## Problem to work on
Set out the lines of the listing as a numbered list, starting with its first line and going on through the line containing "- Bar: [499, 1290, 530, 1460]", with any blank lines left out.

## Items
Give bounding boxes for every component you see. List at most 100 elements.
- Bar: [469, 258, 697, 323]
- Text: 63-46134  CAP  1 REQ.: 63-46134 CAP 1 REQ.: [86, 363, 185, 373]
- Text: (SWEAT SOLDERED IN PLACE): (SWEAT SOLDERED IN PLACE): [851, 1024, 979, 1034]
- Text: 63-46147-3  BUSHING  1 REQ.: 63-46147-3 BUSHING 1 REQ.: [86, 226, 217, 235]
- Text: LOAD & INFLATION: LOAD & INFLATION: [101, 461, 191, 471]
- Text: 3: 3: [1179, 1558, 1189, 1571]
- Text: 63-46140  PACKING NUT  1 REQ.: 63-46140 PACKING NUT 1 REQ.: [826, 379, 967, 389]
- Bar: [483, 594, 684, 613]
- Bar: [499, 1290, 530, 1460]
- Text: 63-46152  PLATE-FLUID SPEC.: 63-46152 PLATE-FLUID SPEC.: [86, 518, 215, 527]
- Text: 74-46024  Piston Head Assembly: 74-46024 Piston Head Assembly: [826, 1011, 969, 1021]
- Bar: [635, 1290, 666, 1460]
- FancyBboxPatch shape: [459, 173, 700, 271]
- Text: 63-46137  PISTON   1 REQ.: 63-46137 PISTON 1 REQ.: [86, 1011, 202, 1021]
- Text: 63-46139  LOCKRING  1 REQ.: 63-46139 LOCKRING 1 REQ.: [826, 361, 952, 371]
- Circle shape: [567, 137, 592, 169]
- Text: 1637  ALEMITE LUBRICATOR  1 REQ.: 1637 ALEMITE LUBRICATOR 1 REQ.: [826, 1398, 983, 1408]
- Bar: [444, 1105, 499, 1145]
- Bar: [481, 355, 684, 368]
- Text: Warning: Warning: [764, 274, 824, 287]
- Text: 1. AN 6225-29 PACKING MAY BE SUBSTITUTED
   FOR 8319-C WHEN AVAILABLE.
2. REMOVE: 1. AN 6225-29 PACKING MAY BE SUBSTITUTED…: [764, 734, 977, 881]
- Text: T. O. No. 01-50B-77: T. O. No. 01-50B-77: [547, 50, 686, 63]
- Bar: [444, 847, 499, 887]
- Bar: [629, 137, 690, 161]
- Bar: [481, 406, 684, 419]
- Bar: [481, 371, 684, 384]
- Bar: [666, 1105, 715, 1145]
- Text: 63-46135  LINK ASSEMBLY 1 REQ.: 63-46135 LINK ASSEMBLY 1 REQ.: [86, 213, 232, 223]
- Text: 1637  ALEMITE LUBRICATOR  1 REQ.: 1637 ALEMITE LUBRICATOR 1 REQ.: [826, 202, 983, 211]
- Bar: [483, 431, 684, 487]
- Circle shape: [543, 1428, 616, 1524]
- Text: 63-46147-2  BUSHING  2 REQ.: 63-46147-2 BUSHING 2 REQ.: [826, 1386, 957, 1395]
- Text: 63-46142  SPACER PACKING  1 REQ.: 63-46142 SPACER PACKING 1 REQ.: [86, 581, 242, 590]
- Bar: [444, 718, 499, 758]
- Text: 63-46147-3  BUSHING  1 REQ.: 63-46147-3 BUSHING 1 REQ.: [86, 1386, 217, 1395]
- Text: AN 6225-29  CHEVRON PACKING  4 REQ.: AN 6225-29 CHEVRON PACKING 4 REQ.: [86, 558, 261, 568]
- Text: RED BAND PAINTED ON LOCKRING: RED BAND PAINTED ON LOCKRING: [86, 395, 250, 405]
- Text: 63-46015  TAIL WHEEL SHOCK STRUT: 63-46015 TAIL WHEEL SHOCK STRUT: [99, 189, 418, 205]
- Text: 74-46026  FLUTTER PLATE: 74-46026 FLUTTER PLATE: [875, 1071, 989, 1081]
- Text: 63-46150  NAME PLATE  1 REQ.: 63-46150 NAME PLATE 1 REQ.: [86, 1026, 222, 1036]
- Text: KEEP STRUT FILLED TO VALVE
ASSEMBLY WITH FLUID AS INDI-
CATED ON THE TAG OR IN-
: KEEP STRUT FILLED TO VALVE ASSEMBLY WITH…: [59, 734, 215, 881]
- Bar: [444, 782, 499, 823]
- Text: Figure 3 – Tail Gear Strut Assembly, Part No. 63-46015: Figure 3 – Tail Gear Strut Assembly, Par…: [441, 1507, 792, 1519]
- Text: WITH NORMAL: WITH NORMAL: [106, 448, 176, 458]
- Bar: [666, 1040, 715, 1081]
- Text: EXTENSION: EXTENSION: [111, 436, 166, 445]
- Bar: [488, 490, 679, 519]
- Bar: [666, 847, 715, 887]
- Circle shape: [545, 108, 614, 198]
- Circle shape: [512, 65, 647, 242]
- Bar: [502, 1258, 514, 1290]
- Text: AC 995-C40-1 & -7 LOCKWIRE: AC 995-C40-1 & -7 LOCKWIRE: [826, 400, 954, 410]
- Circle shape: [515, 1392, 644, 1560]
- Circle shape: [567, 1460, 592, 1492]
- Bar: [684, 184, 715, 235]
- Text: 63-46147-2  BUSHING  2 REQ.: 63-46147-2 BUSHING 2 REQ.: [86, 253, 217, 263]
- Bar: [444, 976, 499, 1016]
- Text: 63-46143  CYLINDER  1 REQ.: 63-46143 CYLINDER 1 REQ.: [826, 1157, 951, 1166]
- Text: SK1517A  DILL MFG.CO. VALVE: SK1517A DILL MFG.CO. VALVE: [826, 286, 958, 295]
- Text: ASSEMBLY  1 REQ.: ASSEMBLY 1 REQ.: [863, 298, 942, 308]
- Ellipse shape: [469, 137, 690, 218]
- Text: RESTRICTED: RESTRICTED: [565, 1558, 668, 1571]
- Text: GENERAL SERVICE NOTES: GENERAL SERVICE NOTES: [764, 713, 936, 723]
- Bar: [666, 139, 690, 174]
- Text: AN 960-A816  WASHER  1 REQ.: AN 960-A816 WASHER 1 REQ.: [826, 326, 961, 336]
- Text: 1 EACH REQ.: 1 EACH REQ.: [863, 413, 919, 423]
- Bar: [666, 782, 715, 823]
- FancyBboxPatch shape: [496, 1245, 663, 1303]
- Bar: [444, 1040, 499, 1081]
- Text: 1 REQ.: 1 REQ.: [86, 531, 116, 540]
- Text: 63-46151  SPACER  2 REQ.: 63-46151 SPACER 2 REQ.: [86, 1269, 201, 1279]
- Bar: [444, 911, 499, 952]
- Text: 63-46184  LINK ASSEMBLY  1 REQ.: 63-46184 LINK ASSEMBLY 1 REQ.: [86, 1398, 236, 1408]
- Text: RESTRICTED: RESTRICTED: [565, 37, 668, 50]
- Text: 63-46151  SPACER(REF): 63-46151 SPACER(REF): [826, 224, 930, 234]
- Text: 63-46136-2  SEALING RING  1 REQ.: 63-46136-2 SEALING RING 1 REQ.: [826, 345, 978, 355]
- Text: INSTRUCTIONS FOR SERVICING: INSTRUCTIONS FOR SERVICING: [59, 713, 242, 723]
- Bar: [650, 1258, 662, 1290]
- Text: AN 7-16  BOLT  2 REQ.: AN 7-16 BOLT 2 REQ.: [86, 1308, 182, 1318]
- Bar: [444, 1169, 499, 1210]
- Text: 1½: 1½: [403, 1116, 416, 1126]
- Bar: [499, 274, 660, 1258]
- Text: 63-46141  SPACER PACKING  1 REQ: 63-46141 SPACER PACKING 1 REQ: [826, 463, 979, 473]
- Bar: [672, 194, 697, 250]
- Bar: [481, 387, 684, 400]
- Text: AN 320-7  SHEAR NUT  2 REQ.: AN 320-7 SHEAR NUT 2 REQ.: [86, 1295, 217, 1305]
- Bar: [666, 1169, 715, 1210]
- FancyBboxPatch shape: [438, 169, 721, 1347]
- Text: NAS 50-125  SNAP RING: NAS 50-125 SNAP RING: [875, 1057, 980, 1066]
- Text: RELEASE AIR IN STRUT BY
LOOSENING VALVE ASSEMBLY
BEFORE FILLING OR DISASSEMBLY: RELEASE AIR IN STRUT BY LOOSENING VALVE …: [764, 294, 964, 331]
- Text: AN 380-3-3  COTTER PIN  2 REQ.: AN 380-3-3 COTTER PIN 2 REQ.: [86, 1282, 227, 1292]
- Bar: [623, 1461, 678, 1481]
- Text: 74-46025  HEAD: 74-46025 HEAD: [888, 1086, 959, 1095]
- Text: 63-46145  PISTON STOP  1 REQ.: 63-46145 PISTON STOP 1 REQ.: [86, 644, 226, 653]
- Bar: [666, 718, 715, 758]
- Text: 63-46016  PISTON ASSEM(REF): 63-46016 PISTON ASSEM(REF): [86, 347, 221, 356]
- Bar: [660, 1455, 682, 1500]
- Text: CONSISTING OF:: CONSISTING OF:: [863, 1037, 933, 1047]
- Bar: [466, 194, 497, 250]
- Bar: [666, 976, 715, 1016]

## Solution below
1. Give bounding boxes for every component you see. List at most 100 elements.
2. - Bar: [469, 258, 697, 323]
3. - Text: 63-46134  CAP  1 REQ.: 63-46134 CAP 1 REQ.: [86, 363, 185, 373]
4. - Text: (SWEAT SOLDERED IN PLACE): (SWEAT SOLDERED IN PLACE): [851, 1024, 979, 1034]
5. - Text: 63-46147-3  BUSHING  1 REQ.: 63-46147-3 BUSHING 1 REQ.: [86, 226, 217, 235]
6. - Text: LOAD & INFLATION: LOAD & INFLATION: [101, 461, 191, 471]
7. - Text: 3: 3: [1179, 1558, 1189, 1571]
8. - Text: 63-46140  PACKING NUT  1 REQ.: 63-46140 PACKING NUT 1 REQ.: [826, 379, 967, 389]
9. - Bar: [483, 594, 684, 613]
10. - Bar: [499, 1290, 530, 1460]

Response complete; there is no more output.